À faire —
[1] Pour chaque affirmation (a), (b) et (c), dites si elle est conforme à l'extrait sur le découpage en microservices, avec les mots de l'extrait qui tranchent. (a) Le papier résumé date de 1980. (b) Les microservices, en tant que style d'architecture, disent où placer la frontière entre les services. (c) Au départ, l'article s'appuie sur un « modulith ».
[2] Dans la dernière phrase de l'extrait sur le découpage en microservices, relevez tous les termes qui désignent un type de système.
[3] Prolongez l'extrait sur le découpage en microservices à partir de sa dernière phrase.

Extrait source —
----------------
Résumé d’un papier datant de 1980, très agréable à lire, et qui montre bien qu’on a pas fini de lutter à gérer la complexité du développement logiciel. Sur mon projet actuel encore je me bat pour qu’on gère l’obsolescence et qu’on arrête de considérer le développement comme un empilement de code.
Microservices are a great mechanism to ensure modular delimitation in a system over the long term. As an architectural style, however, they do not answer the question of where exactly the demarcation between the individual services works best. Technical, vertical structures and domain-driven design are on everyone's lips, but they also do not represent an easy-to-use panacea for an efficient separation of modules and services. In this article we take a look at approaches that are comparatively objective because they are supported by metrics. At least at the beginning, we rely on a so-called "modulith" because it is easier to measure than distributed systems such as microservices.
----------------
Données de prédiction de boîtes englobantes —
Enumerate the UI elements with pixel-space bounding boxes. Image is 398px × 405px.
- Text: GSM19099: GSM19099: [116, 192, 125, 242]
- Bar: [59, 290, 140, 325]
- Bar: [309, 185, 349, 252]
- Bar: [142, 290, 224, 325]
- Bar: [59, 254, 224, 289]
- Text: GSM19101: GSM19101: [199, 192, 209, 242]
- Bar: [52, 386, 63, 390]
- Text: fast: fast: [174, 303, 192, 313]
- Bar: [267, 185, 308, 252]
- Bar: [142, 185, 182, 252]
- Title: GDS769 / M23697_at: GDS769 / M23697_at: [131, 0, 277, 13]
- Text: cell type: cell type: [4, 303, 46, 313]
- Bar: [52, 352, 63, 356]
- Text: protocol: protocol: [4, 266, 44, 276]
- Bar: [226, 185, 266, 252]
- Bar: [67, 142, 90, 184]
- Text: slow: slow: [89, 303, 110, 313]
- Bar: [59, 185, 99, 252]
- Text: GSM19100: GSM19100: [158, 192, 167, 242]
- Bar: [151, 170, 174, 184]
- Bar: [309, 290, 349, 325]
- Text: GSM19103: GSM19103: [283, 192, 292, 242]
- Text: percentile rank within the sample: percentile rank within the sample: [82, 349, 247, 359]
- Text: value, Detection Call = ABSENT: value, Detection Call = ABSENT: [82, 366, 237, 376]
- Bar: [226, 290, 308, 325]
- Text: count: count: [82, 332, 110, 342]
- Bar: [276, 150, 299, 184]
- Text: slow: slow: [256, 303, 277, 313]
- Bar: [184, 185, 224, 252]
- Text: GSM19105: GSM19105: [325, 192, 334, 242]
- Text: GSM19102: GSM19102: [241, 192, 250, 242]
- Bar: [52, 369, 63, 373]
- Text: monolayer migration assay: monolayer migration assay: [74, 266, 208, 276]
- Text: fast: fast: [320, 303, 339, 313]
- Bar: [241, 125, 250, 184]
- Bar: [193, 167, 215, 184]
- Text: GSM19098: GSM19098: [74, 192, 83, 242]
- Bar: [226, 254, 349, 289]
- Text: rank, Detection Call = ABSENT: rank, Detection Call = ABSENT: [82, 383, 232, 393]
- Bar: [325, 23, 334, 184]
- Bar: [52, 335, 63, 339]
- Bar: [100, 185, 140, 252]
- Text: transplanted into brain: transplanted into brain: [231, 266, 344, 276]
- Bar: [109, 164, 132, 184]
----------------
Réponses données —
[1]
(a) Oui : « Résumé d’un papier datant de 1980 ».
(b) Non : « they do not answer the question of where exactly the demarcation between the individual services works best ».
(c) Oui : « At least at the beginning, we rely on a so-called "modulith" ».

[2] « modulith », « distributed systems », « microservices »

[3]
Un article qui donne de la matière quel que soit le découpage et découplage de code qu’on vit ! Je pense me servir des métriques pour mesurer le chaos de microservices que je vois en ce moment. Je pense que ça peut servir de bons proxies pour évaluer la qualité du mode d’organisation et d’implémentation de la solution.
If you do not need to go fast and/or do not have multiple teams and do not have very disparate NFRs for different parts of your application, a modulith can be a sensible alternative to microservices. It offers most advantages of microservices like better maintainability and evolvability, team independence and more while not exhibiting the intricacies of microservices at runtime. A modulith is still a deployment monolith, i.e., one of the simplest runtimes architectures available.
A modulith requires advanced functional design skills and strict implementation rigor – two properties that unfortunately are not seen very often in most companies. If you do not have the two skills in your company, most likely you will up with the dreaded big-ball-of-mud-type monolith.
Yet, this is still better than a distributed big ball of mud that you would end up with if you were going for microservices while lacking the two aforementioned skills.
Pas nécessairement l’article le plus auto-portant, mais il donne déjà de quoi penser sur la stratégie modulith (qui en soit ne surprendra pas, mais qui pourrait bien être la mode qui nous sauvera de la précédente). L’article suivant est intéressant également, et donne une autre stratégie d’isolation. Reste tout de même et toujours la façon formaliser le modèle mental pour que le découpage et découplages deviennent évidents, et ça, ça ne viendra pas d’un style d’architecture qui n’a pour but que d’organiser la solution.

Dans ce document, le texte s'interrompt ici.